WHAT THIS TASK INVOLVES: Using the listing below, please gather every line containing the word "JSON".

RECORDS:
────

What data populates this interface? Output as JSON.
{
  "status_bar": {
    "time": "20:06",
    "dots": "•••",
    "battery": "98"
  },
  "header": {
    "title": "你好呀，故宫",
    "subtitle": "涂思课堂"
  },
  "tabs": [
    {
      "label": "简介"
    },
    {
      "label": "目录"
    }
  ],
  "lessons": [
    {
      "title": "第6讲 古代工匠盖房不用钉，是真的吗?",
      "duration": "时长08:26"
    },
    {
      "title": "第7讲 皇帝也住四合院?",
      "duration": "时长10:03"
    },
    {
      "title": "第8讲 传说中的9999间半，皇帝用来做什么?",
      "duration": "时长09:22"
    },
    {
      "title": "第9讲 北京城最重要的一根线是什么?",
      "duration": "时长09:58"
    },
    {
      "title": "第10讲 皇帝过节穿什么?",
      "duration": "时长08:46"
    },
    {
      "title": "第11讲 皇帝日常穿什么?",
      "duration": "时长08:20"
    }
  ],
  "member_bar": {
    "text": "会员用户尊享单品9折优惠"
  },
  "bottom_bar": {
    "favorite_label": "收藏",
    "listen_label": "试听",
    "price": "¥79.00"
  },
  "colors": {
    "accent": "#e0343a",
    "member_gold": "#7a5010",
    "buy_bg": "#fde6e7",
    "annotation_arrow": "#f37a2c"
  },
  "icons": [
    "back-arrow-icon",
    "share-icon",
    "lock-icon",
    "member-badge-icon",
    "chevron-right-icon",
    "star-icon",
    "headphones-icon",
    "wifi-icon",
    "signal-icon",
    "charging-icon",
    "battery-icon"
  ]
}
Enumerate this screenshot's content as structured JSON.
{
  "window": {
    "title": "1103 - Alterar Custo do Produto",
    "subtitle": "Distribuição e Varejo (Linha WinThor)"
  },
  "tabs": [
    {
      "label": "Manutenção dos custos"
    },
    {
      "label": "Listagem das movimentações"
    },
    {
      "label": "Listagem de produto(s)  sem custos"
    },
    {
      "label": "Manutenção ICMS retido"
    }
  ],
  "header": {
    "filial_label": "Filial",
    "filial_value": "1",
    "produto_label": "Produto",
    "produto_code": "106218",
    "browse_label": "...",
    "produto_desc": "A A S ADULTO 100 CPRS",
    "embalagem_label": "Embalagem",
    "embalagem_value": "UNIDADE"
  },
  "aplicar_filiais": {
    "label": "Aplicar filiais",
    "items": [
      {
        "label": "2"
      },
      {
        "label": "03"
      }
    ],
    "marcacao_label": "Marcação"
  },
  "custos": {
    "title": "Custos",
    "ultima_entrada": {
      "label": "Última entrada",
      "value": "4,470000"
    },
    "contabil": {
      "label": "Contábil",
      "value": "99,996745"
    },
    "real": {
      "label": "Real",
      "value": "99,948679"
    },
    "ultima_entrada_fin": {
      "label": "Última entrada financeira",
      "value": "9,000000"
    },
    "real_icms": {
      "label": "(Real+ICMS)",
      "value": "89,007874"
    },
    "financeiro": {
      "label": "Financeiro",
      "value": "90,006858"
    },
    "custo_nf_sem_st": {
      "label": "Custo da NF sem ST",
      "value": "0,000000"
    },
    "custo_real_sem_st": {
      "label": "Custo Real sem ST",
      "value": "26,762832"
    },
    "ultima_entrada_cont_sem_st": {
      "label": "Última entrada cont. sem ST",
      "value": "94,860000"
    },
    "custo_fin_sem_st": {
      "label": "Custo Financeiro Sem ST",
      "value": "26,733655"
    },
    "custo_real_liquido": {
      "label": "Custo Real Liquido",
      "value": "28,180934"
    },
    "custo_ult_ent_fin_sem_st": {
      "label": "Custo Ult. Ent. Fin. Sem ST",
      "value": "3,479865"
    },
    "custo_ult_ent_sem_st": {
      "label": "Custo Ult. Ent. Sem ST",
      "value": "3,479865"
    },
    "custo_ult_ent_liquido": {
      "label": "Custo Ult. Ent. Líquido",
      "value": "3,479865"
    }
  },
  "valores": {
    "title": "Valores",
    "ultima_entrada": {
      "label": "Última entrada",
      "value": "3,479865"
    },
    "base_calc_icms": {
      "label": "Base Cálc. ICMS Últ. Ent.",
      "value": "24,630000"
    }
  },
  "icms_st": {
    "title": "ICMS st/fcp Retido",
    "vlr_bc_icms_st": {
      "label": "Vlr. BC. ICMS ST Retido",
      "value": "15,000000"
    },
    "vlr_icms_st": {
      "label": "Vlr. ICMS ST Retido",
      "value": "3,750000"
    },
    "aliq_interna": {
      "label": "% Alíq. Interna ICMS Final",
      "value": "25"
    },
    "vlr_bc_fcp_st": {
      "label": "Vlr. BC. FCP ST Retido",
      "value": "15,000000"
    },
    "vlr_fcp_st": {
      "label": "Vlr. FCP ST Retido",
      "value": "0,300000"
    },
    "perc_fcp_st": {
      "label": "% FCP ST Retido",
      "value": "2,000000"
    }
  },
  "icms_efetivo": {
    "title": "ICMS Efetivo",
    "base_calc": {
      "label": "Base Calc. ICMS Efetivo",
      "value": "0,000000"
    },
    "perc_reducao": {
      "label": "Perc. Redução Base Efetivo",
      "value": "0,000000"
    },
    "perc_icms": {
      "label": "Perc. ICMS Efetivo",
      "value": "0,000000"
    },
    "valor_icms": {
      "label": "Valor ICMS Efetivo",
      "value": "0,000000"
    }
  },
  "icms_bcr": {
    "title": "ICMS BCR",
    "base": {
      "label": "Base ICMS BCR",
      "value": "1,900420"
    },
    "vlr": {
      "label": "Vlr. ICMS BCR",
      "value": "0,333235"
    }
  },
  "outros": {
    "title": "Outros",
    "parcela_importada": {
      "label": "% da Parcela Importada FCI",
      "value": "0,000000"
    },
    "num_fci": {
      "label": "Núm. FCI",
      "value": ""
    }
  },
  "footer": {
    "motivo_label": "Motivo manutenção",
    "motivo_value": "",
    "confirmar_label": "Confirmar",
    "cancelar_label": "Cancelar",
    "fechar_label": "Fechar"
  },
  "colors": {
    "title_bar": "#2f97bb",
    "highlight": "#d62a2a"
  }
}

────

ANSWER FOR THIS EXERCISE:
What data populates this interface? Output as JSON.
Enumerate this screenshot's content as structured JSON.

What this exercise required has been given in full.